___ Supplied records
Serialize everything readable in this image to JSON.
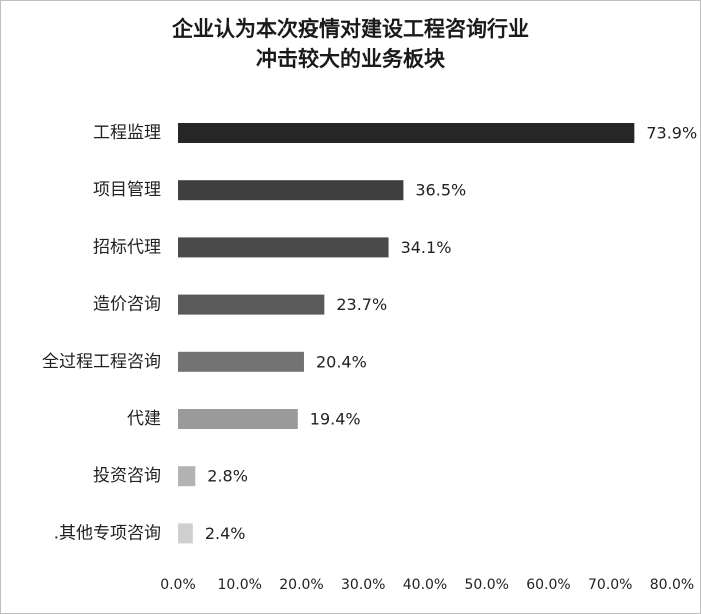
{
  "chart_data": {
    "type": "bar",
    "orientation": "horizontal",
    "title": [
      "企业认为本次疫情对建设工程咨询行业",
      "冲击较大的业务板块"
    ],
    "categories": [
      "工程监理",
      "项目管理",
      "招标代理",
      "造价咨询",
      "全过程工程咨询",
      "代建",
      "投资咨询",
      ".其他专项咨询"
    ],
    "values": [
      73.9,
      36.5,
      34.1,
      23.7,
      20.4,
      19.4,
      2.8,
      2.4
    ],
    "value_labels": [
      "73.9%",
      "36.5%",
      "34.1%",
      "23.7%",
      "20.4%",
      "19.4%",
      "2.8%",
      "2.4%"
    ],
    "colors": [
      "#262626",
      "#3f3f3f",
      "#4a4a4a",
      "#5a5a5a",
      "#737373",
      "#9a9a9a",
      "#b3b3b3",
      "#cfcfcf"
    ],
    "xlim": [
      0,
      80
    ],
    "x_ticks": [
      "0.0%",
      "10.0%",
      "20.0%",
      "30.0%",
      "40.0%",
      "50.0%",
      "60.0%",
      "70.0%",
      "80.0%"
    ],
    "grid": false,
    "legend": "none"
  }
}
______
> Work required
Transcribe each entry above exactly, apart from the pictures.

> Written answer
Serialize everything readable in this image to JSON.
{
  "chart_data": {
    "type": "bar",
    "orientation": "horizontal",
    "title": [
      "企业认为本次疫情对建设工程咨询行业",
      "冲击较大的业务板块"
    ],
    "categories": [
      "工程监理",
      "项目管理",
      "招标代理",
      "造价咨询",
      "全过程工程咨询",
      "代建",
      "投资咨询",
      ".其他专项咨询"
    ],
    "values": [
      73.9,
      36.5,
      34.1,
      23.7,
      20.4,
      19.4,
      2.8,
      2.4
    ],
    "value_labels": [
      "73.9%",
      "36.5%",
      "34.1%",
      "23.7%",
      "20.4%",
      "19.4%",
      "2.8%",
      "2.4%"
    ],
    "colors": [
      "#262626",
      "#3f3f3f",
      "#4a4a4a",
      "#5a5a5a",
      "#737373",
      "#9a9a9a",
      "#b3b3b3",
      "#cfcfcf"
    ],
    "xlim": [
      0,
      80
    ],
    "x_ticks": [
      "0.0%",
      "10.0%",
      "20.0%",
      "30.0%",
      "40.0%",
      "50.0%",
      "60.0%",
      "70.0%",
      "80.0%"
    ],
    "grid": false,
    "legend": "none"
  }
}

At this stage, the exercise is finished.